__Problem statement__:
Repeat the entries that follow verbatim, without any of their pictures.

__Records for processing__:
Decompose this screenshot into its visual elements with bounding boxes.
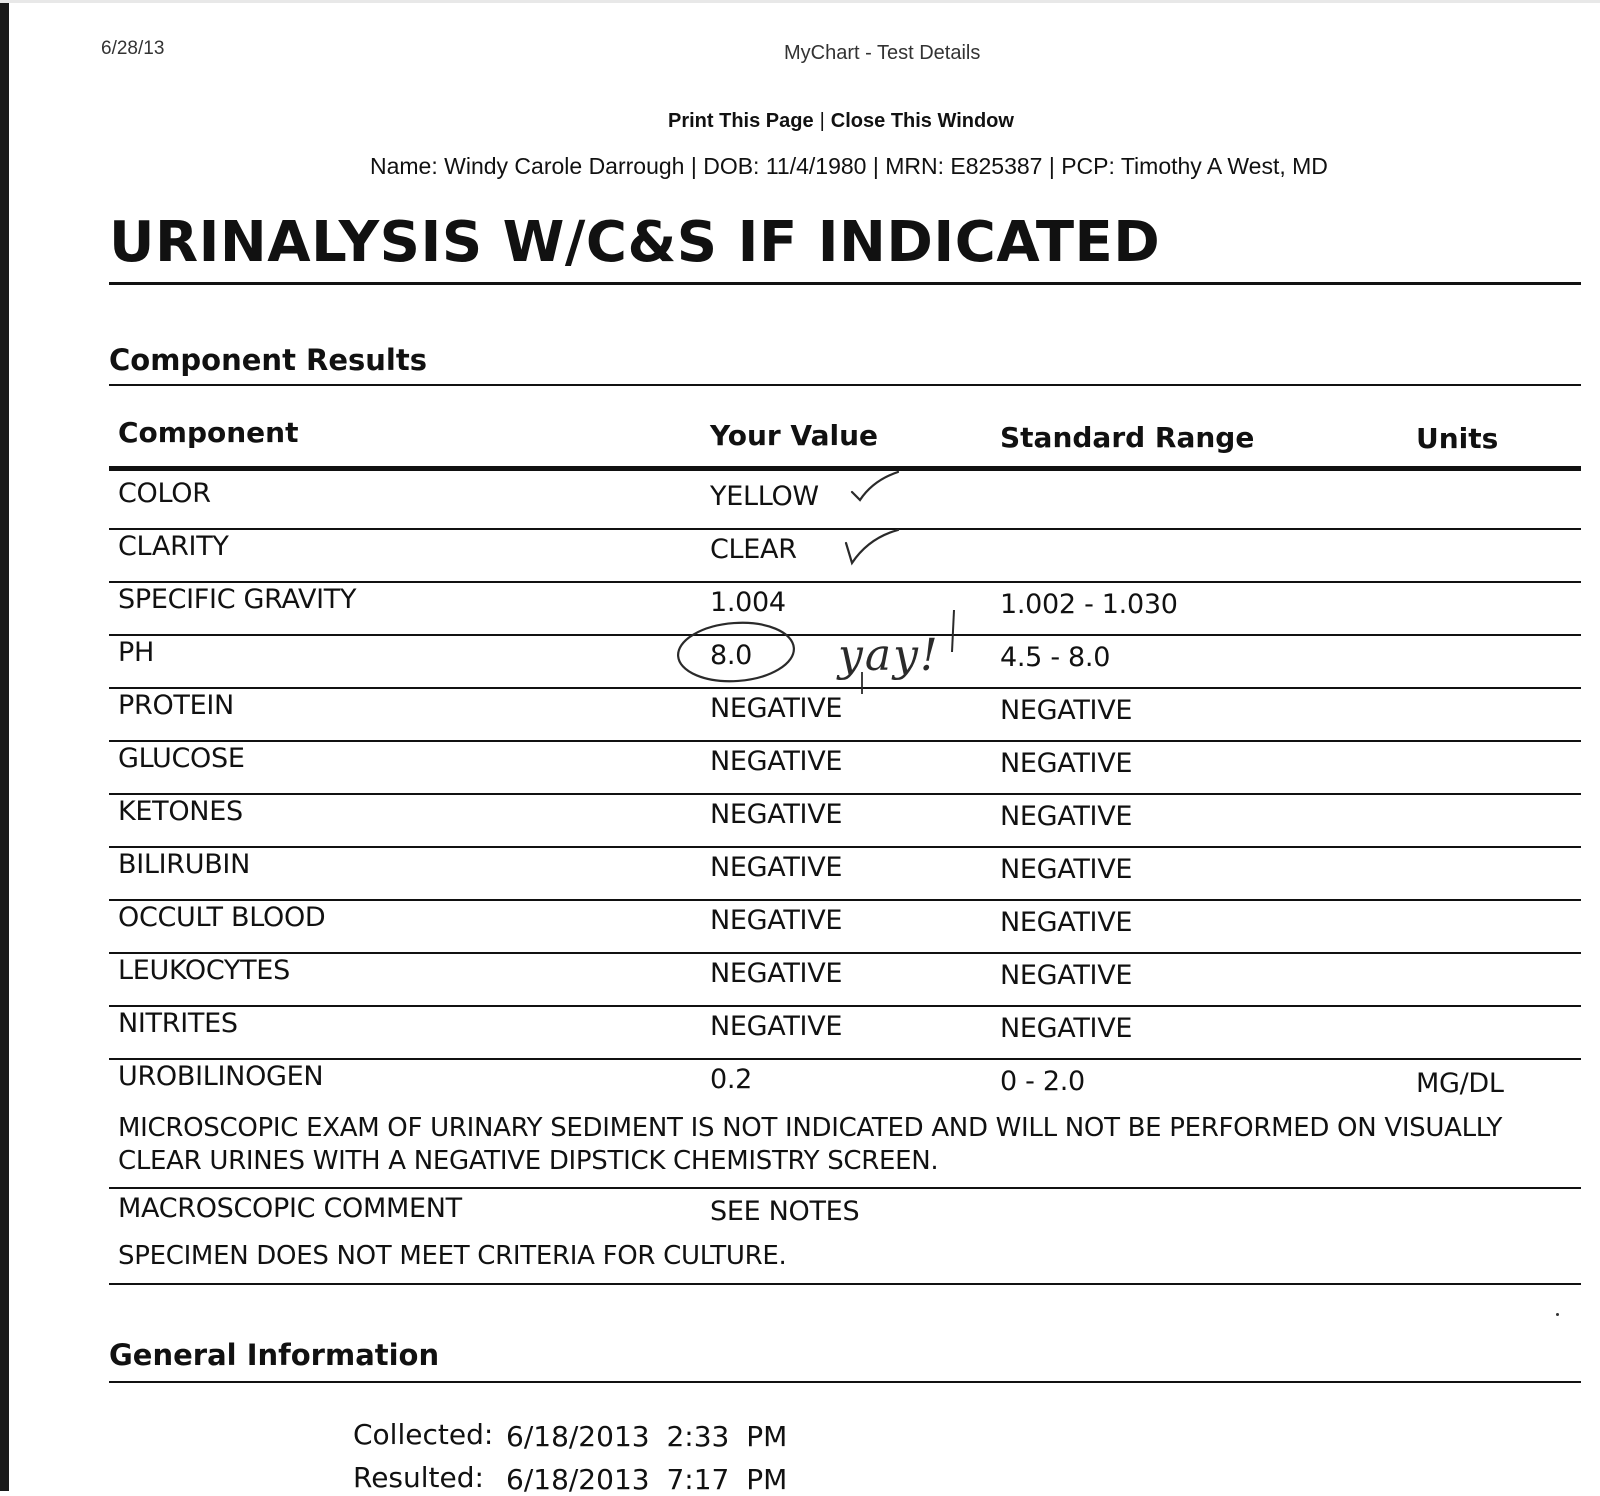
close-window-link[interactable]: Close This Window	[830, 110, 1014, 132]
row-units: MG/DL	[1416, 1068, 1504, 1099]
general-rule	[109, 1381, 1581, 1383]
row-component: CLARITY	[118, 531, 229, 562]
patient-info: Name: Windy Carole Darrough | DOB: 11/4/1980 | MRN: E825387 | PCP: Timothy A West, MD	[370, 153, 1328, 179]
row-value: NEGATIVE	[710, 1011, 843, 1042]
row-value: NEGATIVE	[710, 958, 843, 989]
resulted-label: Resulted:	[353, 1461, 484, 1494]
row-divider	[109, 687, 1581, 689]
row-divider	[109, 1187, 1581, 1189]
scan-edge	[0, 0, 9, 1491]
col-header-range: Standard Range	[1000, 421, 1255, 454]
row-component: PROTEIN	[118, 690, 234, 721]
row-component: OCCULT BLOOD	[118, 902, 326, 933]
print-date: 6/28/13	[101, 38, 165, 59]
row-range: NEGATIVE	[1000, 1013, 1133, 1044]
macroscopic-component: MACROSCOPIC COMMENT	[118, 1193, 462, 1224]
row-divider	[109, 793, 1581, 795]
row-component: KETONES	[118, 796, 243, 827]
row-divider	[109, 581, 1581, 583]
row-component: UROBILINOGEN	[118, 1061, 324, 1092]
row-value: CLEAR	[710, 534, 797, 565]
handwritten-note: yay!	[838, 630, 940, 681]
row-value: YELLOW	[710, 481, 819, 512]
row-divider	[109, 1005, 1581, 1007]
scan-top-edge	[0, 0, 1600, 3]
row-value: 0.2	[710, 1064, 753, 1095]
row-range: 1.002 - 1.030	[1000, 589, 1178, 620]
collected-value: 6/18/2013 2:33 PM	[506, 1420, 788, 1453]
specimen-note: SPECIMEN DOES NOT MEET CRITERIA FOR CULTURE.	[118, 1241, 787, 1271]
row-divider	[109, 846, 1581, 848]
row-value: NEGATIVE	[710, 852, 843, 883]
col-header-component: Component	[118, 416, 299, 449]
page-actions	[668, 110, 1014, 133]
row-value: NEGATIVE	[710, 693, 843, 724]
macroscopic-value: SEE NOTES	[710, 1196, 860, 1227]
row-value: 8.0	[710, 640, 753, 671]
results-end-rule	[109, 1283, 1581, 1285]
collected-label: Collected:	[353, 1418, 494, 1451]
row-range: NEGATIVE	[1000, 907, 1133, 938]
row-range: NEGATIVE	[1000, 801, 1133, 832]
general-information-heading: General Information	[109, 1338, 440, 1372]
row-value: NEGATIVE	[710, 905, 843, 936]
row-divider	[109, 899, 1581, 901]
row-range: NEGATIVE	[1000, 748, 1133, 779]
print-title: MyChart - Test Details	[784, 42, 981, 64]
row-divider	[109, 952, 1581, 954]
header-rule	[109, 466, 1581, 471]
actions-separator: |	[819, 110, 825, 132]
row-divider	[109, 634, 1581, 636]
row-divider	[109, 528, 1581, 530]
print-page-link[interactable]: Print This Page	[668, 110, 814, 132]
row-range: NEGATIVE	[1000, 854, 1133, 885]
row-value: 1.004	[710, 587, 786, 618]
resulted-value: 6/18/2013 7:17 PM	[506, 1463, 788, 1496]
page-title: URINALYSIS W/C&S IF INDICATED	[109, 210, 1161, 275]
component-results-heading: Component Results	[109, 343, 427, 377]
row-component: SPECIFIC GRAVITY	[118, 584, 357, 615]
row-component: BILIRUBIN	[118, 849, 250, 880]
row-component: LEUKOCYTES	[118, 955, 290, 986]
row-divider	[109, 1058, 1581, 1060]
pen-stroke	[952, 610, 954, 652]
row-component: NITRITES	[118, 1008, 238, 1039]
row-range: 0 - 2.0	[1000, 1066, 1085, 1097]
scan-speck	[1556, 1313, 1559, 1316]
section-rule	[109, 384, 1581, 386]
microscopic-note: MICROSCOPIC EXAM OF URINARY SEDIMENT IS NOT INDICATED AND WILL NOT BE PERFORMED ON VISUALLY CLEAR URINES WITH A NEGATIVE DIPSTICK CHEMISTRY SCREEN.	[118, 1113, 1503, 1176]
col-header-units: Units	[1416, 422, 1499, 455]
col-header-value: Your Value	[710, 419, 878, 452]
row-value: NEGATIVE	[710, 746, 843, 777]
checkmark-icon	[852, 472, 898, 500]
row-range: NEGATIVE	[1000, 960, 1133, 991]
row-value: NEGATIVE	[710, 799, 843, 830]
title-rule	[109, 282, 1581, 285]
checkmark-icon	[846, 530, 898, 563]
row-divider	[109, 740, 1581, 742]
row-component: PH	[118, 637, 154, 668]
row-component: COLOR	[118, 478, 211, 509]
row-range: NEGATIVE	[1000, 695, 1133, 726]
row-component: GLUCOSE	[118, 743, 245, 774]
row-range: 4.5 - 8.0	[1000, 642, 1111, 673]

__The answer__:
Decompose this screenshot into its visual elements with bounding boxes.
close-window-link[interactable]: Close This Window	[830, 110, 1014, 132]
row-units: MG/DL	[1416, 1068, 1504, 1099]
general-rule	[109, 1381, 1581, 1383]
row-component: CLARITY	[118, 531, 229, 562]
patient-info: Name: Windy Carole Darrough | DOB: 11/4/1980 | MRN: E825387 | PCP: Timothy A West, MD	[370, 153, 1328, 179]
row-value: NEGATIVE	[710, 1011, 843, 1042]
row-value: NEGATIVE	[710, 958, 843, 989]
resulted-label: Resulted:	[353, 1461, 484, 1494]
row-divider	[109, 687, 1581, 689]
row-divider	[109, 1187, 1581, 1189]
scan-edge	[0, 0, 9, 1491]
col-header-range: Standard Range	[1000, 421, 1255, 454]
row-component: PROTEIN	[118, 690, 234, 721]
row-component: OCCULT BLOOD	[118, 902, 326, 933]
print-date: 6/28/13	[101, 38, 165, 59]
row-range: NEGATIVE	[1000, 1013, 1133, 1044]
macroscopic-component: MACROSCOPIC COMMENT	[118, 1193, 462, 1224]
row-divider	[109, 793, 1581, 795]
row-component: KETONES	[118, 796, 243, 827]
row-divider	[109, 581, 1581, 583]
row-component: UROBILINOGEN	[118, 1061, 324, 1092]
row-value: CLEAR	[710, 534, 797, 565]
handwritten-note: yay!	[838, 630, 940, 681]
row-value: YELLOW	[710, 481, 819, 512]
row-divider	[109, 1005, 1581, 1007]
scan-top-edge	[0, 0, 1600, 3]
row-value: 0.2	[710, 1064, 753, 1095]
row-range: 1.002 - 1.030	[1000, 589, 1178, 620]
collected-value: 6/18/2013 2:33 PM	[506, 1420, 788, 1453]
specimen-note: SPECIMEN DOES NOT MEET CRITERIA FOR CULTURE.	[118, 1241, 787, 1271]
row-divider	[109, 846, 1581, 848]
row-value: NEGATIVE	[710, 852, 843, 883]
col-header-component: Component	[118, 416, 299, 449]
page-actions	[668, 110, 1014, 133]
row-value: NEGATIVE	[710, 693, 843, 724]
macroscopic-value: SEE NOTES	[710, 1196, 860, 1227]
row-value: 8.0	[710, 640, 753, 671]
results-end-rule	[109, 1283, 1581, 1285]
collected-label: Collected:	[353, 1418, 494, 1451]
row-range: NEGATIVE	[1000, 907, 1133, 938]
row-range: NEGATIVE	[1000, 801, 1133, 832]
general-information-heading: General Information	[109, 1338, 440, 1372]
row-value: NEGATIVE	[710, 905, 843, 936]
row-divider	[109, 899, 1581, 901]
row-range: NEGATIVE	[1000, 748, 1133, 779]
print-title: MyChart - Test Details	[784, 42, 981, 64]
row-divider	[109, 952, 1581, 954]
header-rule	[109, 466, 1581, 471]
actions-separator: |	[819, 110, 825, 132]
row-divider	[109, 634, 1581, 636]
row-divider	[109, 528, 1581, 530]
print-page-link[interactable]: Print This Page	[668, 110, 814, 132]
row-range: NEGATIVE	[1000, 854, 1133, 885]
row-value: 1.004	[710, 587, 786, 618]
resulted-value: 6/18/2013 7:17 PM	[506, 1463, 788, 1496]
page-title: URINALYSIS W/C&S IF INDICATED	[109, 210, 1161, 275]
component-results-heading: Component Results	[109, 343, 427, 377]
row-component: SPECIFIC GRAVITY	[118, 584, 357, 615]
row-component: BILIRUBIN	[118, 849, 250, 880]
row-component: LEUKOCYTES	[118, 955, 290, 986]
row-divider	[109, 1058, 1581, 1060]
pen-stroke	[952, 610, 954, 652]
row-component: NITRITES	[118, 1008, 238, 1039]
row-range: 0 - 2.0	[1000, 1066, 1085, 1097]
scan-speck	[1556, 1313, 1559, 1316]
section-rule	[109, 384, 1581, 386]
microscopic-note: MICROSCOPIC EXAM OF URINARY SEDIMENT IS NOT INDICATED AND WILL NOT BE PERFORMED ON VISUALLY CLEAR URINES WITH A NEGATIVE DIPSTICK CHEMISTRY SCREEN.	[118, 1113, 1503, 1176]
col-header-units: Units	[1416, 422, 1499, 455]
col-header-value: Your Value	[710, 419, 878, 452]
row-value: NEGATIVE	[710, 746, 843, 777]
checkmark-icon	[852, 472, 898, 500]
row-range: NEGATIVE	[1000, 960, 1133, 991]
row-value: NEGATIVE	[710, 799, 843, 830]
title-rule	[109, 282, 1581, 285]
checkmark-icon	[846, 530, 898, 563]
row-divider	[109, 740, 1581, 742]
row-component: PH	[118, 637, 154, 668]
row-component: COLOR	[118, 478, 211, 509]
row-range: NEGATIVE	[1000, 695, 1133, 726]
row-component: GLUCOSE	[118, 743, 245, 774]
row-range: 4.5 - 8.0	[1000, 642, 1111, 673]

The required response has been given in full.